Leave the pictures out and print every record below exactly as it stands.
* begin Input material *
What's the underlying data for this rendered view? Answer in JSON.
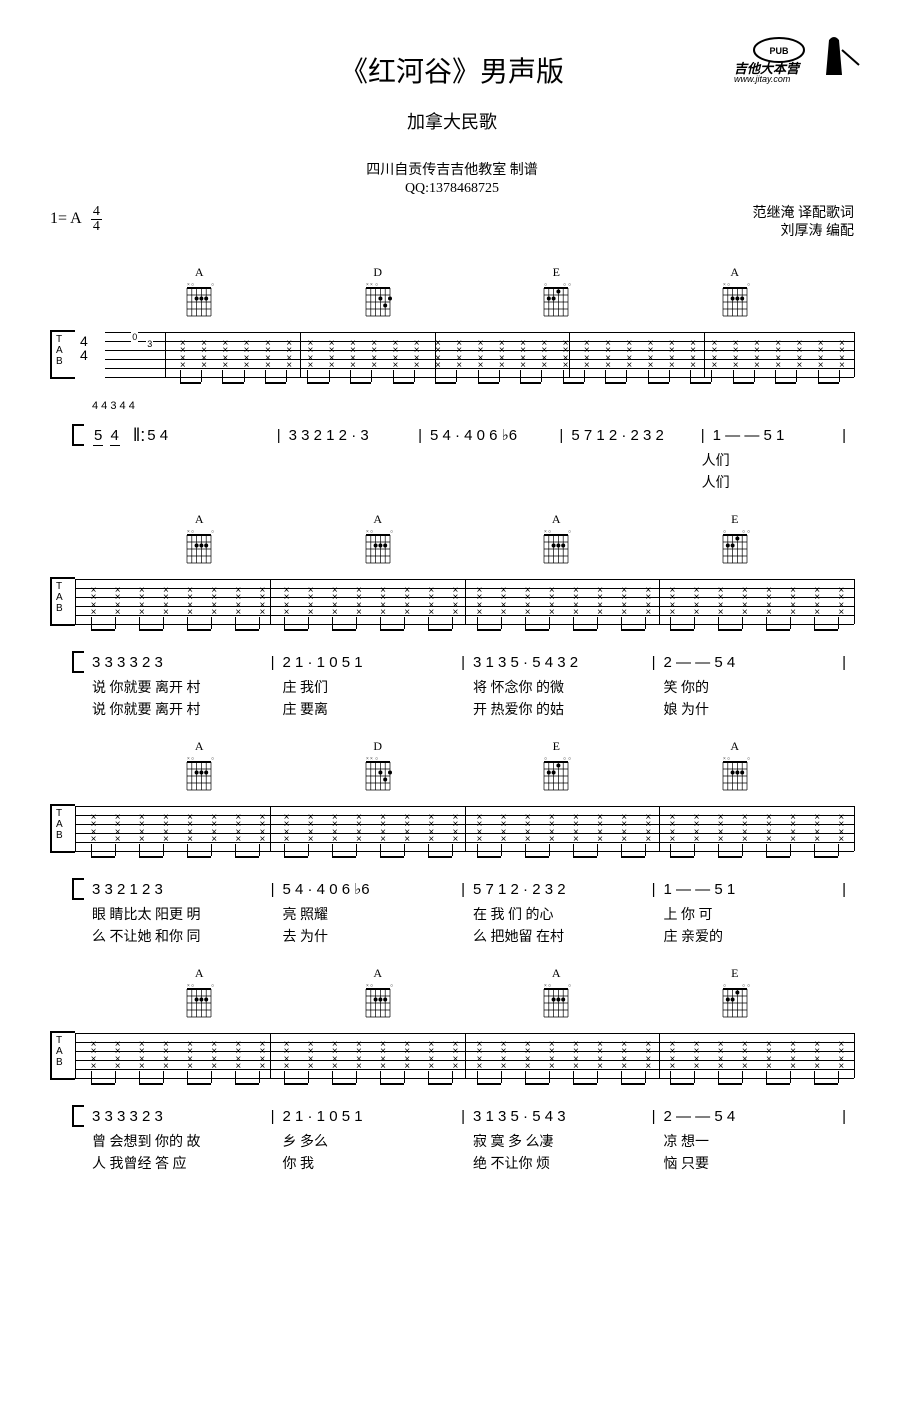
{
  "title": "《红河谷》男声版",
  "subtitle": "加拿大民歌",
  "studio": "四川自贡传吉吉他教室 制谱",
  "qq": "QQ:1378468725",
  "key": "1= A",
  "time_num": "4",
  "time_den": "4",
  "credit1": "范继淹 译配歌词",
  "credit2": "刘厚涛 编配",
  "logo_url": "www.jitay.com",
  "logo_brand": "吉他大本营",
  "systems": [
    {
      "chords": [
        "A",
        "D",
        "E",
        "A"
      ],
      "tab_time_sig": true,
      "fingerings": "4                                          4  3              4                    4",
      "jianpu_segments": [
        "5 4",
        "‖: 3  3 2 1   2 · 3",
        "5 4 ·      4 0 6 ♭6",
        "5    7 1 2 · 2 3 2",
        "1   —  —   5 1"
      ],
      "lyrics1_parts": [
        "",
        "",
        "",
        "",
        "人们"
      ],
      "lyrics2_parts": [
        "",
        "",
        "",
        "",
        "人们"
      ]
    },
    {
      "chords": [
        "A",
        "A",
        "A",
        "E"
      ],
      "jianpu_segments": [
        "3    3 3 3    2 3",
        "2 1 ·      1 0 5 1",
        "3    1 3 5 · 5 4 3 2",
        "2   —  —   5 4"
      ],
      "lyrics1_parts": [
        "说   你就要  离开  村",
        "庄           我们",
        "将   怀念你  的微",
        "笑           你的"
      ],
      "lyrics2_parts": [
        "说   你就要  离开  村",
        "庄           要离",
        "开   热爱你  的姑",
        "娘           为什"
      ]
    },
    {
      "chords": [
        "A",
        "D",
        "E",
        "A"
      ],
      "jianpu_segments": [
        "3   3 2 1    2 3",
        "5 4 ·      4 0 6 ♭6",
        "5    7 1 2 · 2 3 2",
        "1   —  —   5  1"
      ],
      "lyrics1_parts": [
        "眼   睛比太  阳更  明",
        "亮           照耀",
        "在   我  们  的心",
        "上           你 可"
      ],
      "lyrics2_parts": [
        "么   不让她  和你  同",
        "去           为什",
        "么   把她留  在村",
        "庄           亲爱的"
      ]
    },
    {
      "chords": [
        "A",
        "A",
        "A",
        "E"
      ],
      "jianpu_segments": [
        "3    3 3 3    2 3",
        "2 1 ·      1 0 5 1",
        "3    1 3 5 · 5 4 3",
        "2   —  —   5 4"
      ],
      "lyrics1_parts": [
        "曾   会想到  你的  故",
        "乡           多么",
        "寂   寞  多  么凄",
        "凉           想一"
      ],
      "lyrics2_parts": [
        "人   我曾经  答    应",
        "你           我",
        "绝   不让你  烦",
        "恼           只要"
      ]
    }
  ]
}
* end Input material *
__Complete output__:
What's the underlying data for this rendered view? Answer in JSON.
{
  "title": "《红河谷》男声版",
  "subtitle": "加拿大民歌",
  "studio": "四川自贡传吉吉他教室 制谱",
  "qq": "QQ:1378468725",
  "key": "1= A",
  "time_num": "4",
  "time_den": "4",
  "credit1": "范继淹 译配歌词",
  "credit2": "刘厚涛 编配",
  "logo_url": "www.jitay.com",
  "logo_brand": "吉他大本营",
  "systems": [
    {
      "chords": [
        "A",
        "D",
        "E",
        "A"
      ],
      "tab_time_sig": true,
      "fingerings": "4                                          4  3              4                    4",
      "jianpu_segments": [
        "5 4",
        "‖: 3  3 2 1   2 · 3",
        "5 4 ·      4 0 6 ♭6",
        "5    7 1 2 · 2 3 2",
        "1   —  —   5 1"
      ],
      "lyrics1_parts": [
        "",
        "",
        "",
        "",
        "人们"
      ],
      "lyrics2_parts": [
        "",
        "",
        "",
        "",
        "人们"
      ]
    },
    {
      "chords": [
        "A",
        "A",
        "A",
        "E"
      ],
      "jianpu_segments": [
        "3    3 3 3    2 3",
        "2 1 ·      1 0 5 1",
        "3    1 3 5 · 5 4 3 2",
        "2   —  —   5 4"
      ],
      "lyrics1_parts": [
        "说   你就要  离开  村",
        "庄           我们",
        "将   怀念你  的微",
        "笑           你的"
      ],
      "lyrics2_parts": [
        "说   你就要  离开  村",
        "庄           要离",
        "开   热爱你  的姑",
        "娘           为什"
      ]
    },
    {
      "chords": [
        "A",
        "D",
        "E",
        "A"
      ],
      "jianpu_segments": [
        "3   3 2 1    2 3",
        "5 4 ·      4 0 6 ♭6",
        "5    7 1 2 · 2 3 2",
        "1   —  —   5  1"
      ],
      "lyrics1_parts": [
        "眼   睛比太  阳更  明",
        "亮           照耀",
        "在   我  们  的心",
        "上           你 可"
      ],
      "lyrics2_parts": [
        "么   不让她  和你  同",
        "去           为什",
        "么   把她留  在村",
        "庄           亲爱的"
      ]
    },
    {
      "chords": [
        "A",
        "A",
        "A",
        "E"
      ],
      "jianpu_segments": [
        "3    3 3 3    2 3",
        "2 1 ·      1 0 5 1",
        "3    1 3 5 · 5 4 3",
        "2   —  —   5 4"
      ],
      "lyrics1_parts": [
        "曾   会想到  你的  故",
        "乡           多么",
        "寂   寞  多  么凄",
        "凉           想一"
      ],
      "lyrics2_parts": [
        "人   我曾经  答    应",
        "你           我",
        "绝   不让你  烦",
        "恼           只要"
      ]
    }
  ]
}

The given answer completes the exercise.